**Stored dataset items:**

⁂

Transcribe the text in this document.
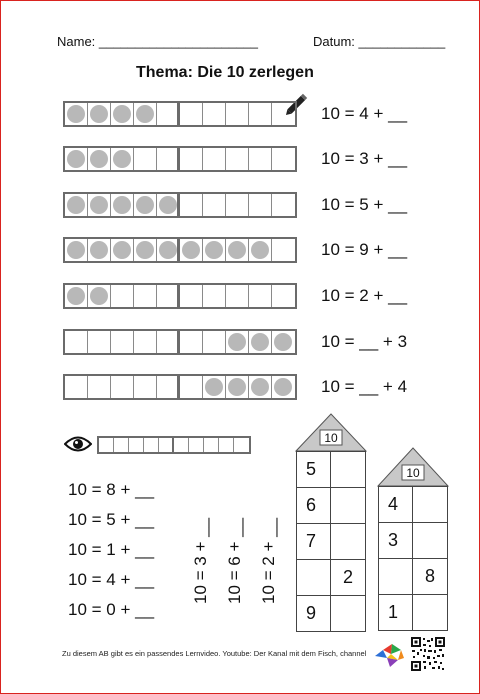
Name: ______________________	Datum: ____________
Thema: Die 10 zerlegen
10 = 4 + __
10 = 3 + __
10 = 5 + __
10 = 9 + __
10 = 2 + __
10 = __ + 3
10 = __ + 4
10 = 8 + __
10 = 5 + __
10 = 1 + __
10 = 4 + __
10 = 0 + __
10 = 3 + __ 10 = 6 + __ 10 = 2 + __
10
5
6
7
2
9
10
4
3
8
1
Zu diesem AB gibt es ein passendes Lernvideo. Youtube: Der Kanal mit dem Fisch, channel
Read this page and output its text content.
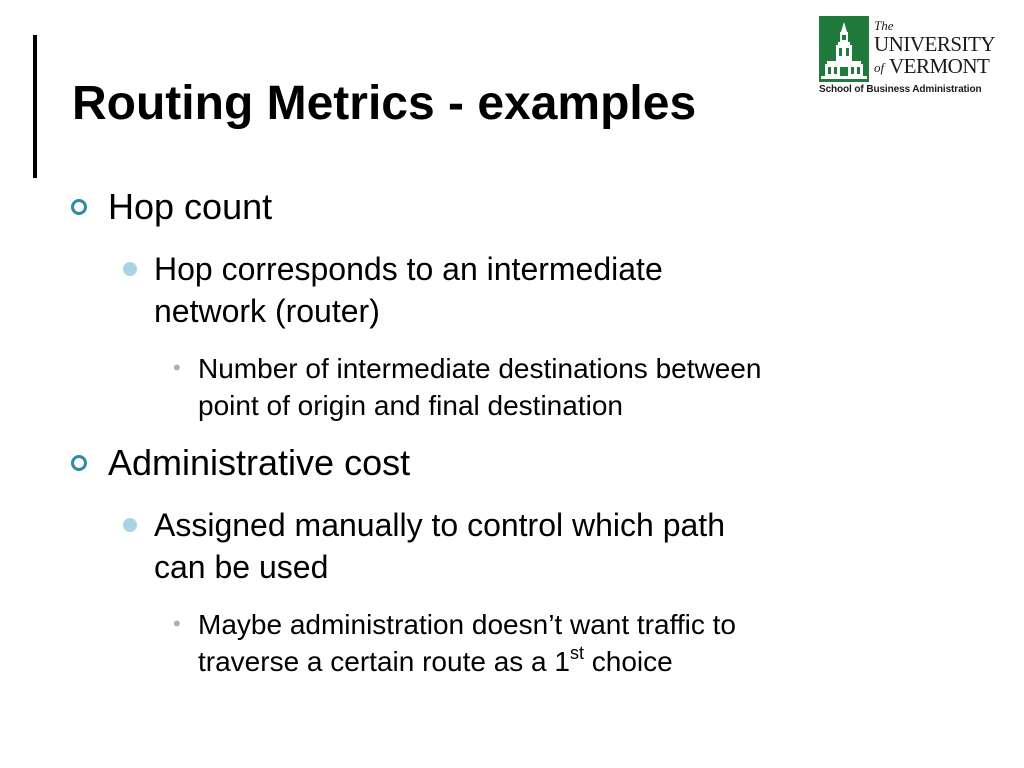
Routing Metrics - examples
The
UNIVERSITY
of VERMONT
School of Business Administration
Hop count
Hop corresponds to an intermediate
network (router)
• Number of intermediate destinations between
point of origin and final destination
Administrative cost
Assigned manually to control which path
can be used
• Maybe administration doesn’t want traffic to
traverse a certain route as a 1st choice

⁂

**DO THIS:** Copy every entry exactly as written. Pictures are excluded.

**RESPONSE BELOW:**
Transcribe the text in this document.
Name: ______________________	Datum: ____________
Thema: Die 10 zerlegen
10 = 4 + __
10 = 3 + __
10 = 5 + __
10 = 9 + __
10 = 2 + __
10 = __ + 3
10 = __ + 4
10 = 8 + __
10 = 5 + __
10 = 1 + __
10 = 4 + __
10 = 0 + __
10 = 3 + __ 10 = 6 + __ 10 = 2 + __
10
5
6
7
2
9
10
4
3
8
1
Zu diesem AB gibt es ein passendes Lernvideo. Youtube: Der Kanal mit dem Fisch, channel
Read this page and output its text content.
Routing Metrics - examples
The
UNIVERSITY
of VERMONT
School of Business Administration
Hop count
Hop corresponds to an intermediate
network (router)
• Number of intermediate destinations between
point of origin and final destination
Administrative cost
Assigned manually to control which path
can be used
• Maybe administration doesn’t want traffic to
traverse a certain route as a 1st choice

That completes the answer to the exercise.